• TASK BRIEF
Look through the lines below and extract any with the word "models".

[BEGIN MATERIAL SUPPLIED]

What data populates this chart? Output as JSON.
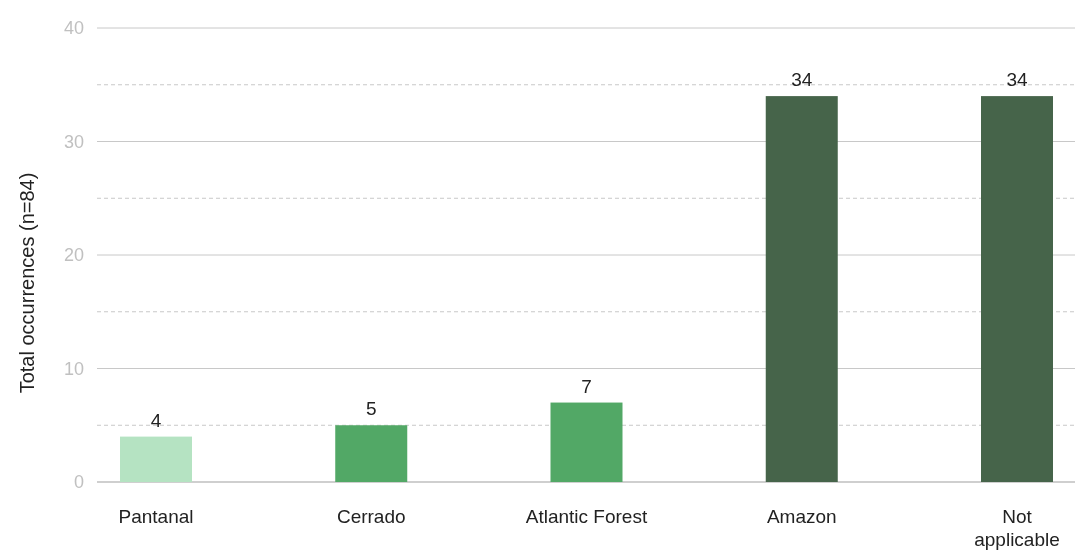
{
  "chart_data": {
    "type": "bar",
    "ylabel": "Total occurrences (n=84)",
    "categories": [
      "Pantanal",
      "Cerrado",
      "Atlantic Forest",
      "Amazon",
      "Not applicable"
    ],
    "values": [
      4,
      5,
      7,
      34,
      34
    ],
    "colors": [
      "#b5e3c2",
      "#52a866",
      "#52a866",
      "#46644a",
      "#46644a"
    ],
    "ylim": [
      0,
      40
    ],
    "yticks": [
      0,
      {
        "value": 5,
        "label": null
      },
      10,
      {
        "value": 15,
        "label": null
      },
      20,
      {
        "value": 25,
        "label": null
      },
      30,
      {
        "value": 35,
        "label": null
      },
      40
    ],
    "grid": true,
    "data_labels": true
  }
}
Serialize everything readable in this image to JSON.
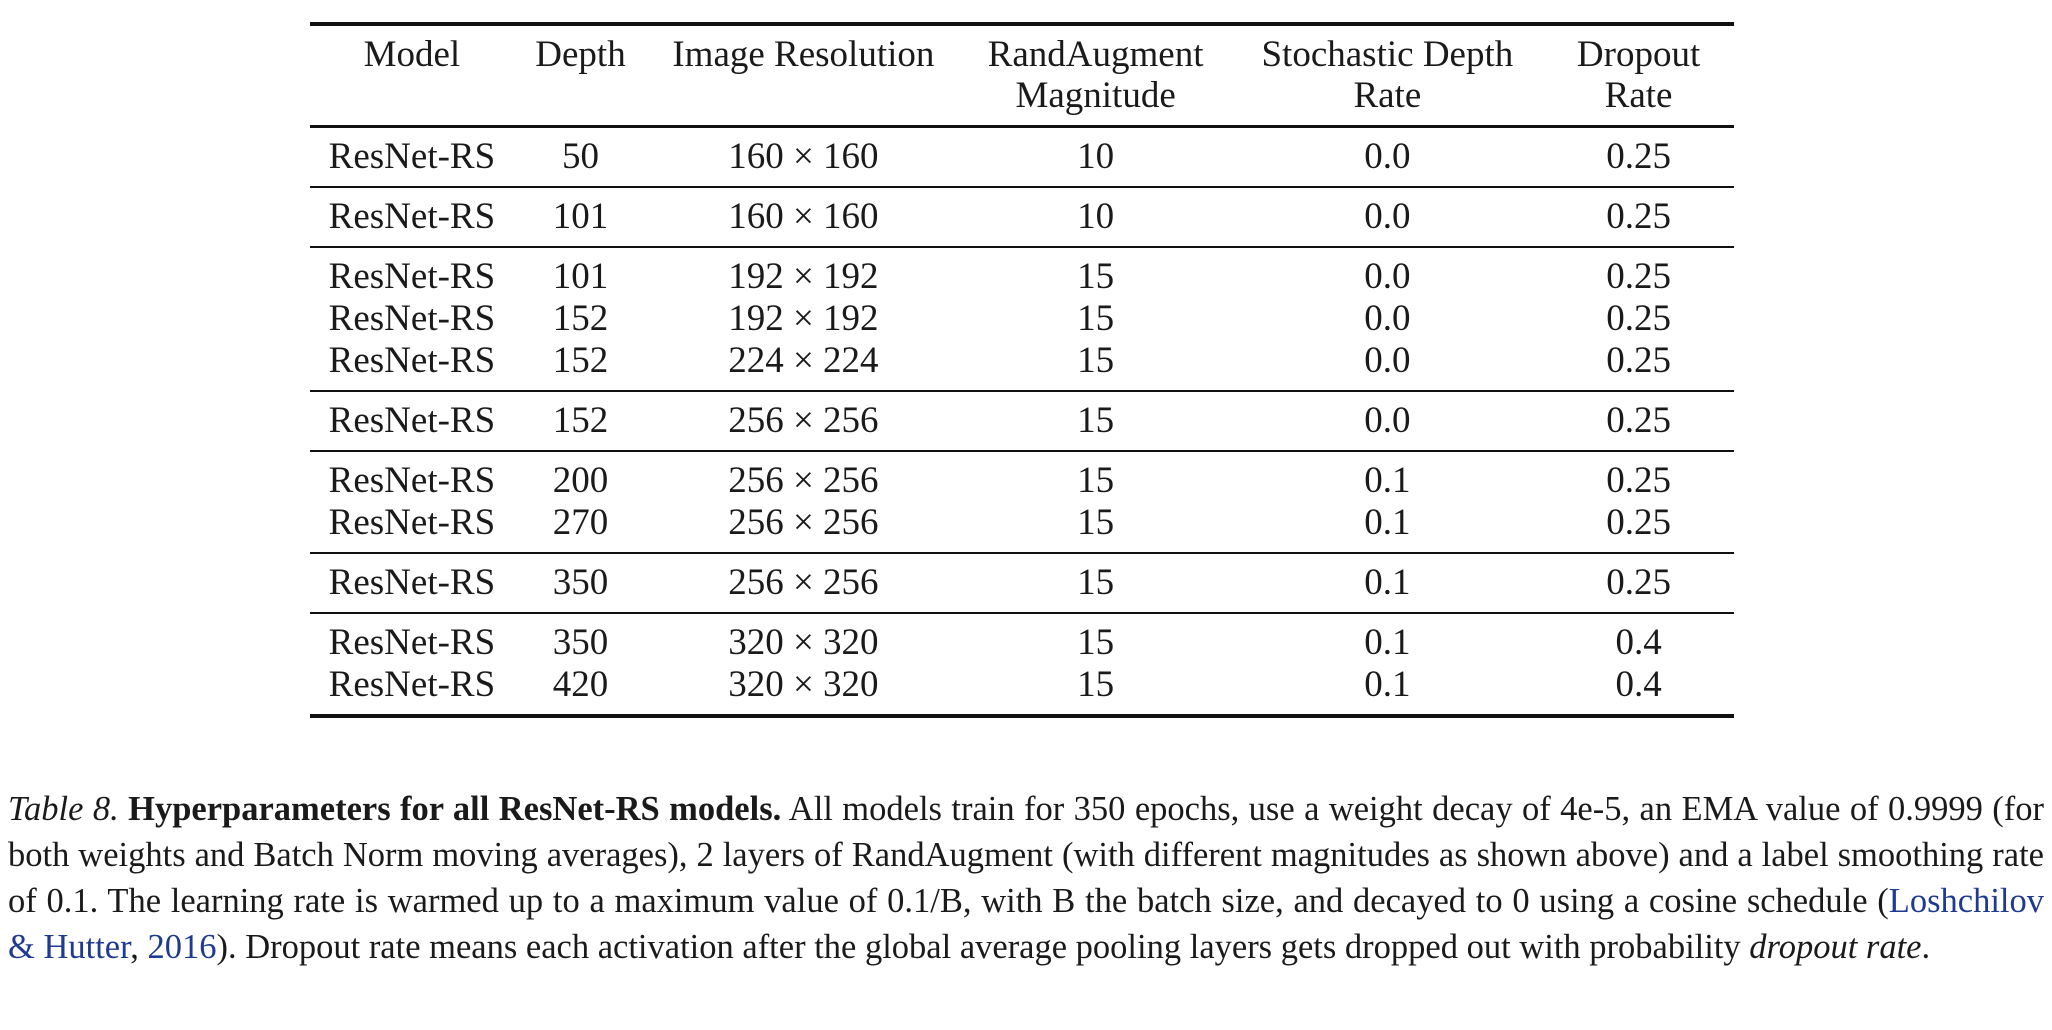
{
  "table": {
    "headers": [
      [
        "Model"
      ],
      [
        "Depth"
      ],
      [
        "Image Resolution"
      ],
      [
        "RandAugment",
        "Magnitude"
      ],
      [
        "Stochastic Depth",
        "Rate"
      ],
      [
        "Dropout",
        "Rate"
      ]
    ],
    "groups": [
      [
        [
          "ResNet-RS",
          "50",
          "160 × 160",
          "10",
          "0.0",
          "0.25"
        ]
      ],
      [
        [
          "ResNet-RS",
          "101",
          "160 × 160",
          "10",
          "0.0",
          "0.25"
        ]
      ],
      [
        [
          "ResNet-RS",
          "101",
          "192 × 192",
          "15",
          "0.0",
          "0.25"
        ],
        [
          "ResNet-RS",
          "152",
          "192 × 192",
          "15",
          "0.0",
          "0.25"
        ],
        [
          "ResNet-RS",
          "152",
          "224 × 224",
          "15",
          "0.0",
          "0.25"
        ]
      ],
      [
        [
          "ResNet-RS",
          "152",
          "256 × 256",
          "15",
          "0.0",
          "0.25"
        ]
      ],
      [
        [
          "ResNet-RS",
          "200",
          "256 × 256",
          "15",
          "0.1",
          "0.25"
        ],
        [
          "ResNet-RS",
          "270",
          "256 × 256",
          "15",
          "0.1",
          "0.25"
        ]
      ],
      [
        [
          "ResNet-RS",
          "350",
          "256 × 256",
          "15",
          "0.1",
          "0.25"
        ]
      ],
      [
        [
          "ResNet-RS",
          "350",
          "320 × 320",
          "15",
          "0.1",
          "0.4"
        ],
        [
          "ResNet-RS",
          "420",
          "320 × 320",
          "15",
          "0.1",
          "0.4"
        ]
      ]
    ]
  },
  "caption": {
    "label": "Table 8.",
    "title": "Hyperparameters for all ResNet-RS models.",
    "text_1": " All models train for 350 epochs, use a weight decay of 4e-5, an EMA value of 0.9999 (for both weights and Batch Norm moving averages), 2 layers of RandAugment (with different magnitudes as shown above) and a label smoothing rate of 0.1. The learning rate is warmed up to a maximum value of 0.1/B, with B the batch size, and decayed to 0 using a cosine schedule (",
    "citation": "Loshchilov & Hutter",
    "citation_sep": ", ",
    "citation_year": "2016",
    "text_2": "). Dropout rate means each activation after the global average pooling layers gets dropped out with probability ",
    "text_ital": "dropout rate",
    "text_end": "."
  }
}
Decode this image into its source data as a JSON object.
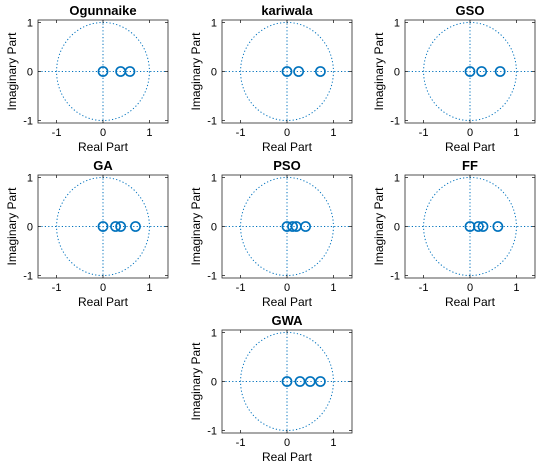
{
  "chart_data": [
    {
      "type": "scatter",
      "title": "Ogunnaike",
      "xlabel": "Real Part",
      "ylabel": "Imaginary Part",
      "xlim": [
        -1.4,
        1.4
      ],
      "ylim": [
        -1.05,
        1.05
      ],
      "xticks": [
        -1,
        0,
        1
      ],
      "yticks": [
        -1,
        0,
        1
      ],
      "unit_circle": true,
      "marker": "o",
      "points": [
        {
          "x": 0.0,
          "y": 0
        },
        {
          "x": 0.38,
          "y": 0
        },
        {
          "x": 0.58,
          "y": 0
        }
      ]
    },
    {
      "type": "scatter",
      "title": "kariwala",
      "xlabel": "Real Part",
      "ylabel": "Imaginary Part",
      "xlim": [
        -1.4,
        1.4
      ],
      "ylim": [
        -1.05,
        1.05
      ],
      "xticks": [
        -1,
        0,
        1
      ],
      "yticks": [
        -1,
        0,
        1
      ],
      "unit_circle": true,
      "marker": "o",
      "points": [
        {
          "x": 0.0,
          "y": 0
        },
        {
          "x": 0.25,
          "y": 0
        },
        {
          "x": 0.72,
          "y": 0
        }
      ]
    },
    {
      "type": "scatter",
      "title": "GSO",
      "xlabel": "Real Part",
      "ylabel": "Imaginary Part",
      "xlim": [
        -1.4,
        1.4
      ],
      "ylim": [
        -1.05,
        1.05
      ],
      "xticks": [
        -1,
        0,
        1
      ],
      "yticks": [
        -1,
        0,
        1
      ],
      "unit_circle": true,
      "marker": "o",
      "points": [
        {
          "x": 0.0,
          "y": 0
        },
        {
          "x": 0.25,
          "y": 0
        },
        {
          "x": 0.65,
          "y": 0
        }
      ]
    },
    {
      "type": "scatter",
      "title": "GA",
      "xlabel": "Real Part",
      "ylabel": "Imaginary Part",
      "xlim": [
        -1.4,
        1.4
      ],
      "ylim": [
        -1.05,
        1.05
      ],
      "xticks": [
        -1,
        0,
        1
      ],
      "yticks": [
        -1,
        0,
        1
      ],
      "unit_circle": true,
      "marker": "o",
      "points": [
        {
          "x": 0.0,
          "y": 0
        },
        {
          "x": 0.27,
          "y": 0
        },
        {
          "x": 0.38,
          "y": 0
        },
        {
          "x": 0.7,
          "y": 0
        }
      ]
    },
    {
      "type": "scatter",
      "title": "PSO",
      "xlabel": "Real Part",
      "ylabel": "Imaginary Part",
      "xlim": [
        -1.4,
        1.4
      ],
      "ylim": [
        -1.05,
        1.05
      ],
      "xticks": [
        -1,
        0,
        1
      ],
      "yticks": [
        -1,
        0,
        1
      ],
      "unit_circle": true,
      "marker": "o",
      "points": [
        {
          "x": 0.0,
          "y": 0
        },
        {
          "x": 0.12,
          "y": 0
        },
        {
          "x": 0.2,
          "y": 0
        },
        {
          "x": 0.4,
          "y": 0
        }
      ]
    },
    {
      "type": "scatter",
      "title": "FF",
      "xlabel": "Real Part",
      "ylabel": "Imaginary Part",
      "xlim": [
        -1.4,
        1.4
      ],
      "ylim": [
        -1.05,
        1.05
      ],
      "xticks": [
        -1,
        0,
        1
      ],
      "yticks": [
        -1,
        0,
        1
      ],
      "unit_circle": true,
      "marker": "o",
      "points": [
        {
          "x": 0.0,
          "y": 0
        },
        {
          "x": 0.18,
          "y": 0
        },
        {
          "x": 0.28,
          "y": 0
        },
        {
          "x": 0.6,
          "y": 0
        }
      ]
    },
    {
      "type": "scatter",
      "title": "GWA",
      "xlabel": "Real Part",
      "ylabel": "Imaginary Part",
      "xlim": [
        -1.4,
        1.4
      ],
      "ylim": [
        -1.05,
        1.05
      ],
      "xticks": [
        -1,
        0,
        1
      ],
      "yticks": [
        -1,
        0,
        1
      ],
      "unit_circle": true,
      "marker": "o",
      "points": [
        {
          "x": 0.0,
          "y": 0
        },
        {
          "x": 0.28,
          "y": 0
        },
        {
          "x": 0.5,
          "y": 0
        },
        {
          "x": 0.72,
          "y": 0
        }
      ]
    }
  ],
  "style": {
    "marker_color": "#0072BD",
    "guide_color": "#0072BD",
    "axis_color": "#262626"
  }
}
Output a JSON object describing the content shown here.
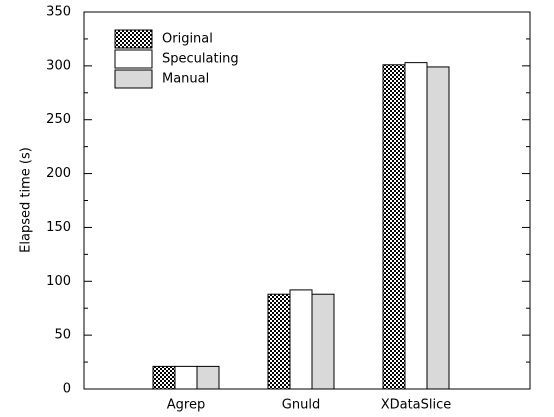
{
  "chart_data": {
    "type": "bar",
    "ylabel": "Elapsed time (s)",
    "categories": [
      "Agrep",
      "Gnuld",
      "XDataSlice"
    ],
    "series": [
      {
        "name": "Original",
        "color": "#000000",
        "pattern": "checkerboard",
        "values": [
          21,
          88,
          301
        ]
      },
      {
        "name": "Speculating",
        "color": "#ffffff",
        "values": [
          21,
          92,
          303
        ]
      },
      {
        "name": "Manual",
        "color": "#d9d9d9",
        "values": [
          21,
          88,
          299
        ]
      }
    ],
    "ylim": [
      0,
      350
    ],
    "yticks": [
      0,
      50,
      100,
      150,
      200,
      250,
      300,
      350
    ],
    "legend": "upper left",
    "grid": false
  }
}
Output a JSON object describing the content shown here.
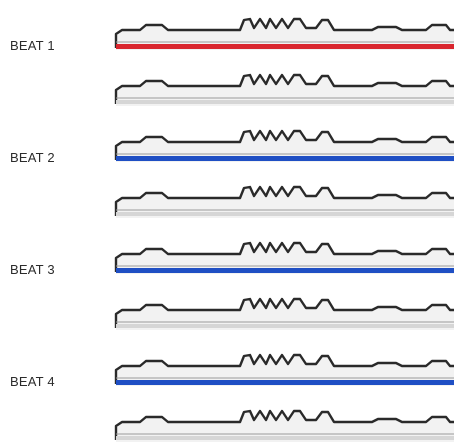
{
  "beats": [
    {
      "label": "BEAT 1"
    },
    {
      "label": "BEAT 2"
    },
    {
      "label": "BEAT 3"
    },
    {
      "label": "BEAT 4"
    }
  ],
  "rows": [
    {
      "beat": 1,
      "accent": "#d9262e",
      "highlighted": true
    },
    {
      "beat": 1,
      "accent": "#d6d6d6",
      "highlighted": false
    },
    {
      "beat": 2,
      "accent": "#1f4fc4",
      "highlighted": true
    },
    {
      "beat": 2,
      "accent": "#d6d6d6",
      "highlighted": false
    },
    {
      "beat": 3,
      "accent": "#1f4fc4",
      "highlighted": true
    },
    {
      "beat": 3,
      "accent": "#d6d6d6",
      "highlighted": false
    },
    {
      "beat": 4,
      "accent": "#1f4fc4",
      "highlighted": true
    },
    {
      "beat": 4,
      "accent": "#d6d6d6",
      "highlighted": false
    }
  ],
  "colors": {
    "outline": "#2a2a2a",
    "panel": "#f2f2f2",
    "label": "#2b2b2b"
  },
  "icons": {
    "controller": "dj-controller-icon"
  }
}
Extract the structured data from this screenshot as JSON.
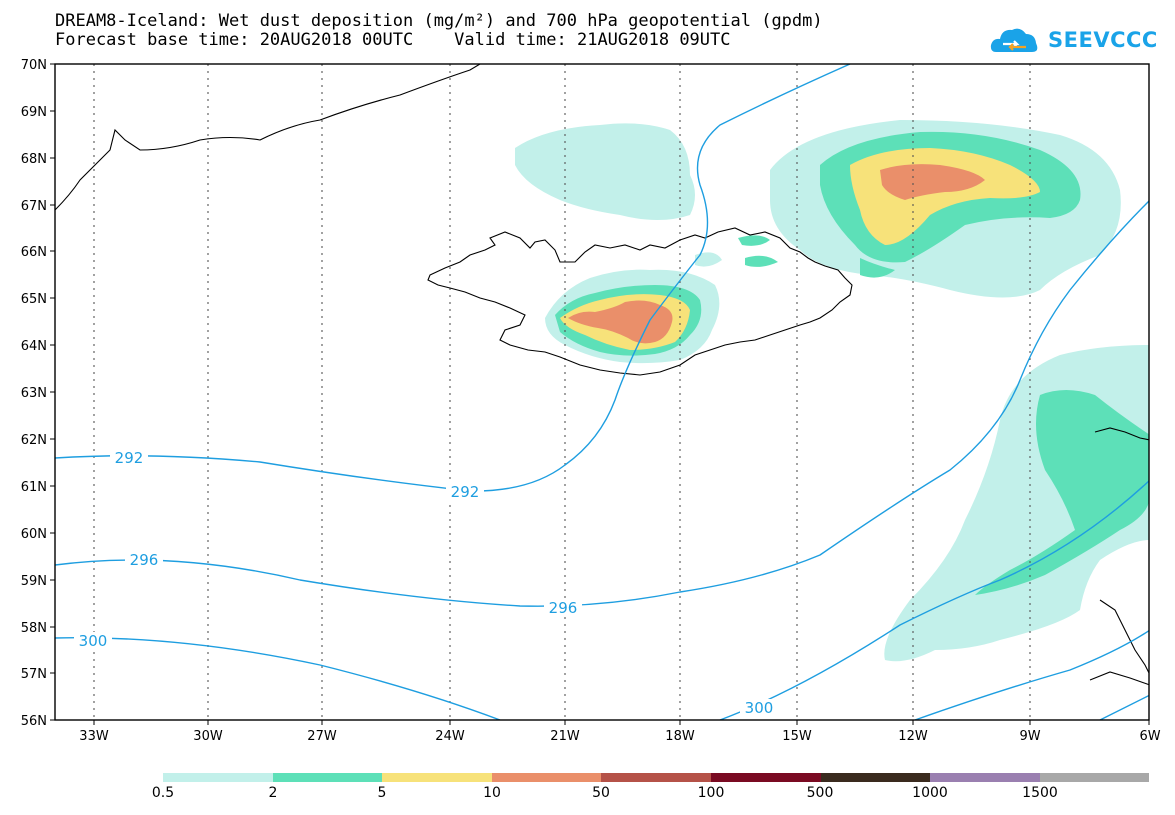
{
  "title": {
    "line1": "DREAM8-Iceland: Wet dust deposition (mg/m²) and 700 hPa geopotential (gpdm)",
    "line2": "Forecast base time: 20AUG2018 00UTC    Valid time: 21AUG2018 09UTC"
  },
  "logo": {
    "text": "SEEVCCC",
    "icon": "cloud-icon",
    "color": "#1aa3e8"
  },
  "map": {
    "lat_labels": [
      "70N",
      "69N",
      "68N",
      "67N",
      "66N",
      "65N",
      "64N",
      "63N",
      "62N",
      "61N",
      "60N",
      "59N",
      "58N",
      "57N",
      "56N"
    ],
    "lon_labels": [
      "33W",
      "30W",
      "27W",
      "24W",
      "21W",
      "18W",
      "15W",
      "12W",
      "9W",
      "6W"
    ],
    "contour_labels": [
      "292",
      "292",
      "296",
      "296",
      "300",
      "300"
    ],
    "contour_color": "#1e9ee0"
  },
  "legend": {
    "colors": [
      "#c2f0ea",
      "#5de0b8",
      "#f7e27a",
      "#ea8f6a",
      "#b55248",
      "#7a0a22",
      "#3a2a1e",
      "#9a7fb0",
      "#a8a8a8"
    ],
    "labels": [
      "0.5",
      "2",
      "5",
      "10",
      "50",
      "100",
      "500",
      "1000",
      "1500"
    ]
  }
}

[END MATERIAL SUPPLIED]

• FINAL ANSWER
    "title": "Hyperparameters for all ResNet-RS models.",
    "text_1": " All models train for 350 epochs, use a weight decay of 4e-5, an EMA value of 0.9999 (for both weights and Batch Norm moving averages), 2 layers of RandAugment (with different magnitudes as shown above) and a label smoothing rate of 0.1. The learning rate is warmed up to a maximum value of 0.1/B, with B the batch size, and decayed to 0 using a cosine schedule (",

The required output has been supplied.